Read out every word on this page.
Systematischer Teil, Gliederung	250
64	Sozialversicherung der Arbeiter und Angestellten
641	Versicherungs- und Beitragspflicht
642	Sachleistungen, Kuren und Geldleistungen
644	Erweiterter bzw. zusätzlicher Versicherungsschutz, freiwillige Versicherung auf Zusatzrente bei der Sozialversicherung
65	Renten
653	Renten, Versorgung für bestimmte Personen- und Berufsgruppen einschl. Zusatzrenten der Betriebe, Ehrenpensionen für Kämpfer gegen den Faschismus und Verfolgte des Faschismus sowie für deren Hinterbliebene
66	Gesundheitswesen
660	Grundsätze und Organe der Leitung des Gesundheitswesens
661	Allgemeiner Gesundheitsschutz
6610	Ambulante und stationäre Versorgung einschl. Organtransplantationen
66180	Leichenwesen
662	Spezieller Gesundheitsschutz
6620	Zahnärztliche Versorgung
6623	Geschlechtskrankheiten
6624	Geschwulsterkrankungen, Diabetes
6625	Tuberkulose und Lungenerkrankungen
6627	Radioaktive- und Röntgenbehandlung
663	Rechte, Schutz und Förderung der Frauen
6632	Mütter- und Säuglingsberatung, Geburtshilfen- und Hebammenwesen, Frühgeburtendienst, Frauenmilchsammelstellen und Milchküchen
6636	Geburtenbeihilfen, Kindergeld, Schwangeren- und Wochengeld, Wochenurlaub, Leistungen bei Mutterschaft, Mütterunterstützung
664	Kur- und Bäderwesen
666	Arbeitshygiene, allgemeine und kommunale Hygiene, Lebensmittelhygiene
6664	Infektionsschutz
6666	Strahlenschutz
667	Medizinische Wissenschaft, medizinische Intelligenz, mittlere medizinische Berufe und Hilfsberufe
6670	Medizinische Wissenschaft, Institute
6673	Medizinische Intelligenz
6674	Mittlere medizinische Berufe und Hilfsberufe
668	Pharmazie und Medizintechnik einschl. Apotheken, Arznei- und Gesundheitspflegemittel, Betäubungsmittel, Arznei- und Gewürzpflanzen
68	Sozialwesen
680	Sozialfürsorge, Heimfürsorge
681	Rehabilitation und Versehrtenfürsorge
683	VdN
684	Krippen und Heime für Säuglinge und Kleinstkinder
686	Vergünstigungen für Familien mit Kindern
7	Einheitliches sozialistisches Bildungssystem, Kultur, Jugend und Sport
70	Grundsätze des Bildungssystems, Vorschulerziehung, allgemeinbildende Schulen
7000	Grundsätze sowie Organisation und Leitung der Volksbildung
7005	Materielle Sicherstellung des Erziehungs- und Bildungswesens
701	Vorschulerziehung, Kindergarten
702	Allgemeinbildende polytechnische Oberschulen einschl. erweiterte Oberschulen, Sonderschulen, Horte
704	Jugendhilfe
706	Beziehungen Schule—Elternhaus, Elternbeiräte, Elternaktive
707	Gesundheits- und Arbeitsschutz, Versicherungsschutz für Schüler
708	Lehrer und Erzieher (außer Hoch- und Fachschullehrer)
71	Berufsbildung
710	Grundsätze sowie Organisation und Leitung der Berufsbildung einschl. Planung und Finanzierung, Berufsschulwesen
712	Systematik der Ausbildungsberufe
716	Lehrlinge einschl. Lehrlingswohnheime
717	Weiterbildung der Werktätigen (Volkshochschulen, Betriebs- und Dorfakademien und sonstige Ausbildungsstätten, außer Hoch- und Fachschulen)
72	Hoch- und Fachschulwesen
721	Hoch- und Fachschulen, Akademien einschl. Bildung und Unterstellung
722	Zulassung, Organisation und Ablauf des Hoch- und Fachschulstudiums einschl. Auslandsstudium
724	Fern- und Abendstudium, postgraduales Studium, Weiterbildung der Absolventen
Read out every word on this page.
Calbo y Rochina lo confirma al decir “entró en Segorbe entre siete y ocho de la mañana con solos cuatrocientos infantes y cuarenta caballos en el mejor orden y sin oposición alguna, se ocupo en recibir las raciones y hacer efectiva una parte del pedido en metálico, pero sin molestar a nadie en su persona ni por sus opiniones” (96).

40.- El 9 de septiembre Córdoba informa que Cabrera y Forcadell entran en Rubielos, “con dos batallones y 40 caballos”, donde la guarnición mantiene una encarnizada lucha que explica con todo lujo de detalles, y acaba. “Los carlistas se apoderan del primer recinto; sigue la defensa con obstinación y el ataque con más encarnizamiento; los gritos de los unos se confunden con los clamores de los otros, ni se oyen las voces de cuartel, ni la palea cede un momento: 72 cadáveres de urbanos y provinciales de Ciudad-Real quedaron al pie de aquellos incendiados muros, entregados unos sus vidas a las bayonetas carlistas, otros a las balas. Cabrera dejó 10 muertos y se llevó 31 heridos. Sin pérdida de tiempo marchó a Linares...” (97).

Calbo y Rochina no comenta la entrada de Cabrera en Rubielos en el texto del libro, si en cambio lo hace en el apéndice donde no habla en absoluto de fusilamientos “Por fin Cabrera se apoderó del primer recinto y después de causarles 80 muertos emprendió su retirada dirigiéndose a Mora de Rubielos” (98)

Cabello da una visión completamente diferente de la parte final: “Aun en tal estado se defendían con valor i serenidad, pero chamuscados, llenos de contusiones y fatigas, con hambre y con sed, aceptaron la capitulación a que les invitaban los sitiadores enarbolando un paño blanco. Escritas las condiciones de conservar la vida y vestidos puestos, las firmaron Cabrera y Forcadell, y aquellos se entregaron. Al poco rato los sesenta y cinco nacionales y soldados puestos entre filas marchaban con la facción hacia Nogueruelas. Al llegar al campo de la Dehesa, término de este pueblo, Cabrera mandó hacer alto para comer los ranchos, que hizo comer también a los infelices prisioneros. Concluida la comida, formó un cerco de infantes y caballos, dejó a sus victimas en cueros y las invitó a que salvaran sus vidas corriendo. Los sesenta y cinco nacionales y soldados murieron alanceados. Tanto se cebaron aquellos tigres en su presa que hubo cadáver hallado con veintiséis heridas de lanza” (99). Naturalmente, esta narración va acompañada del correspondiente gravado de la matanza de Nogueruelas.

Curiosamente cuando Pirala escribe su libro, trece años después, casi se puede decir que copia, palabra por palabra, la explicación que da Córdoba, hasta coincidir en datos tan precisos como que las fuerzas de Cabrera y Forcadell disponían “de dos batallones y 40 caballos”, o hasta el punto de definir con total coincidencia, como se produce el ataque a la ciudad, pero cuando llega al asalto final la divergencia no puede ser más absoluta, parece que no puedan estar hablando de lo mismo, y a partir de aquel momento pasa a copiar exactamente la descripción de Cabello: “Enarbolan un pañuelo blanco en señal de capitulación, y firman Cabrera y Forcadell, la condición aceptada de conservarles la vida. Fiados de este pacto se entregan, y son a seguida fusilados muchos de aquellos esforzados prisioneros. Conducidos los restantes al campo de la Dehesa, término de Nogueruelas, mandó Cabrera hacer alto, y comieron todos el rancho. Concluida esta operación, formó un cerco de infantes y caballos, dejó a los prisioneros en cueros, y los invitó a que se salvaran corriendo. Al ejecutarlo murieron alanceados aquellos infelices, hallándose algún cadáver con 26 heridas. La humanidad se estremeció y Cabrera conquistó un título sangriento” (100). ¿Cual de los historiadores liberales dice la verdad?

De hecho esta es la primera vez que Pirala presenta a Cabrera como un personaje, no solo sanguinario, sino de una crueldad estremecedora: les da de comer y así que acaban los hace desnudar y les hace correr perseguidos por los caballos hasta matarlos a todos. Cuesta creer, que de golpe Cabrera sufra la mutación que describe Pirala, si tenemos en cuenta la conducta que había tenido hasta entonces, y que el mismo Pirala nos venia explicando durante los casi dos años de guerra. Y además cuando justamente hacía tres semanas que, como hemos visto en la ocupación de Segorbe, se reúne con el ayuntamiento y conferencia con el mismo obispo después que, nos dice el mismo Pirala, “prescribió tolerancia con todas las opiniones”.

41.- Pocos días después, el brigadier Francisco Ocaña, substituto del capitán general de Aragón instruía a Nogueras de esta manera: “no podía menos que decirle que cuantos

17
++++
- [Goal] Go through the material above and copy each line that has the word "Fachschulen".

- [Reply to the task]
717	Weiterbildung der Werktätigen (Volkshochschulen, Betriebs- und Dorfakademien und sonstige Ausbildungsstätten, außer Hoch- und Fachschulen)
721	Hoch- und Fachschulen, Akademien einschl. Bildung und Unterstellung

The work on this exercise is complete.